- TASK GOAL: Copy out every record below exactly as written, but leave out any pictures.

- RECORDS PROVIDED:
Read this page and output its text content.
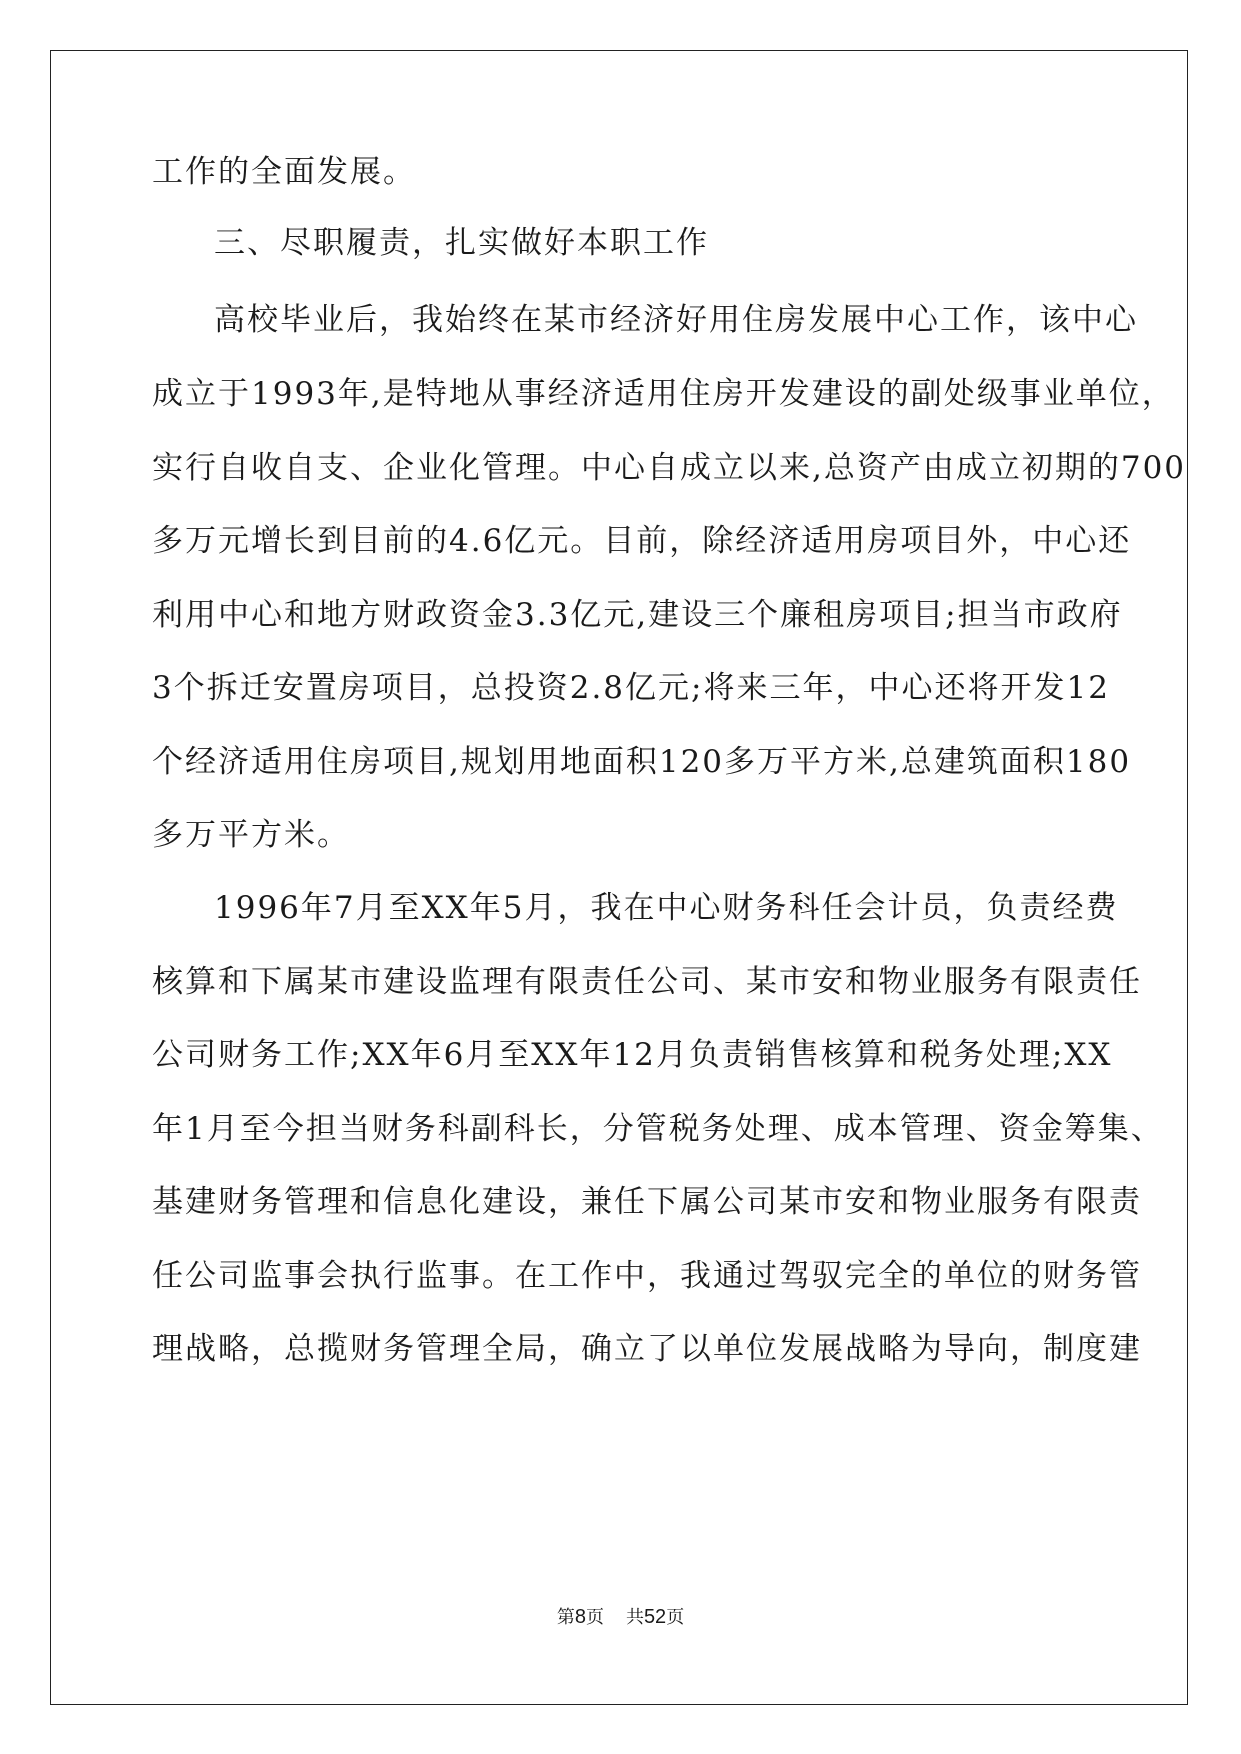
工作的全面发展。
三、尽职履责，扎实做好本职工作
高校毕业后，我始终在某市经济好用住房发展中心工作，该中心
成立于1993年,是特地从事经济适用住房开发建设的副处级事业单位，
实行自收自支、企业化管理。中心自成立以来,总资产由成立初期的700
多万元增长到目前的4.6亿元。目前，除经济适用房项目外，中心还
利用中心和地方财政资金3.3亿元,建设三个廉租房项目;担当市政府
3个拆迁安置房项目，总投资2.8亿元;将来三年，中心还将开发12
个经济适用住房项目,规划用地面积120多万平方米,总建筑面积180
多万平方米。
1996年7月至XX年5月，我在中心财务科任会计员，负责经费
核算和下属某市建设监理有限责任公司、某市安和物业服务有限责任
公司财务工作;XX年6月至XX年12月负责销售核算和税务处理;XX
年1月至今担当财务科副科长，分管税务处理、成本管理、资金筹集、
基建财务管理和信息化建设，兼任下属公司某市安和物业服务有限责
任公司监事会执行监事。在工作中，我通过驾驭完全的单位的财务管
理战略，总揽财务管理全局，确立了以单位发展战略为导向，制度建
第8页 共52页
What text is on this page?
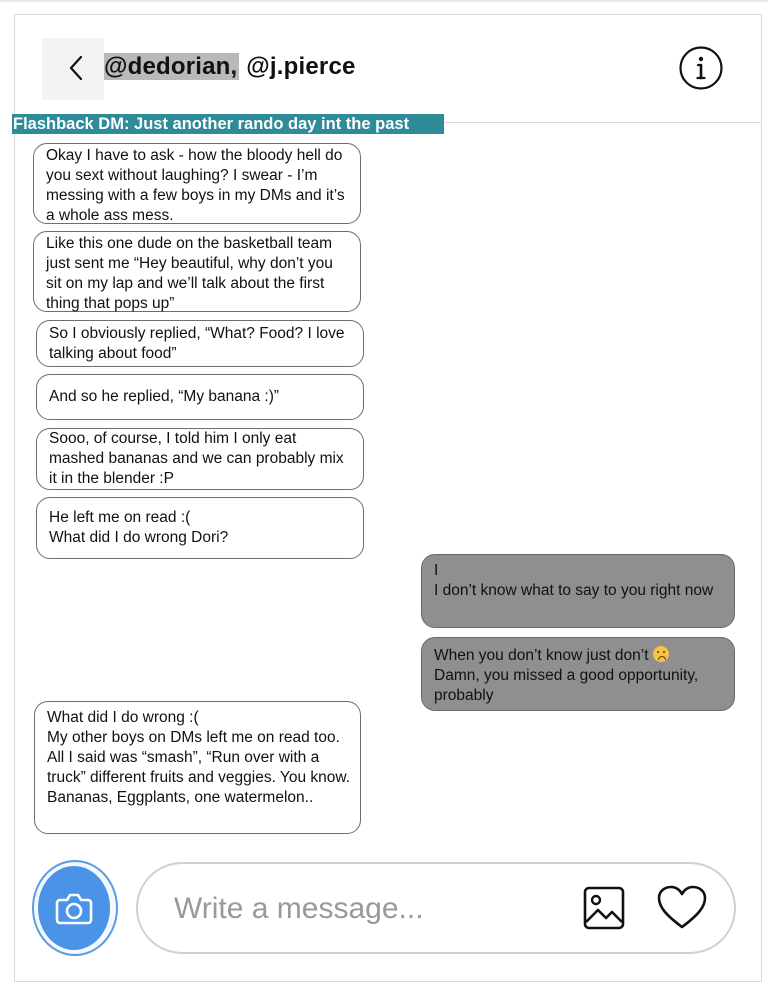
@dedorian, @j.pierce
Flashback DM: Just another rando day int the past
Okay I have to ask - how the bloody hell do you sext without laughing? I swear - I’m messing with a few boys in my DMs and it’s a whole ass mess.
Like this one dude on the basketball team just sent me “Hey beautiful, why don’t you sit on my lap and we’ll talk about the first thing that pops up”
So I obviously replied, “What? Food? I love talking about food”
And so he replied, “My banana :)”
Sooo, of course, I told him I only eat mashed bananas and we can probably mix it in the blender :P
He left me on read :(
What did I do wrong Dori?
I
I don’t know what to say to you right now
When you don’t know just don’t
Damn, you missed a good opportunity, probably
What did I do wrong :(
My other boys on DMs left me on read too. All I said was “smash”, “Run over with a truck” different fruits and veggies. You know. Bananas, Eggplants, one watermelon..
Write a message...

- CORRECT RESPONSE:
Read this page and output its text content.
工作的全面发展。
三、尽职履责，扎实做好本职工作
高校毕业后，我始终在某市经济好用住房发展中心工作，该中心
成立于1993年,是特地从事经济适用住房开发建设的副处级事业单位，
实行自收自支、企业化管理。中心自成立以来,总资产由成立初期的700
多万元增长到目前的4.6亿元。目前，除经济适用房项目外，中心还
利用中心和地方财政资金3.3亿元,建设三个廉租房项目;担当市政府
3个拆迁安置房项目，总投资2.8亿元;将来三年，中心还将开发12
个经济适用住房项目,规划用地面积120多万平方米,总建筑面积180
多万平方米。
1996年7月至XX年5月，我在中心财务科任会计员，负责经费
核算和下属某市建设监理有限责任公司、某市安和物业服务有限责任
公司财务工作;XX年6月至XX年12月负责销售核算和税务处理;XX
年1月至今担当财务科副科长，分管税务处理、成本管理、资金筹集、
基建财务管理和信息化建设，兼任下属公司某市安和物业服务有限责
任公司监事会执行监事。在工作中，我通过驾驭完全的单位的财务管
理战略，总揽财务管理全局，确立了以单位发展战略为导向，制度建
第8页 共52页
What text is on this page?
@dedorian, @j.pierce
Flashback DM: Just another rando day int the past
Okay I have to ask - how the bloody hell do you sext without laughing? I swear - I’m messing with a few boys in my DMs and it’s a whole ass mess.
Like this one dude on the basketball team just sent me “Hey beautiful, why don’t you sit on my lap and we’ll talk about the first thing that pops up”
So I obviously replied, “What? Food? I love talking about food”
And so he replied, “My banana :)”
Sooo, of course, I told him I only eat mashed bananas and we can probably mix it in the blender :P
He left me on read :(
What did I do wrong Dori?
I
I don’t know what to say to you right now
When you don’t know just don’t
Damn, you missed a good opportunity, probably
What did I do wrong :(
My other boys on DMs left me on read too. All I said was “smash”, “Run over with a truck” different fruits and veggies. You know. Bananas, Eggplants, one watermelon..
Write a message...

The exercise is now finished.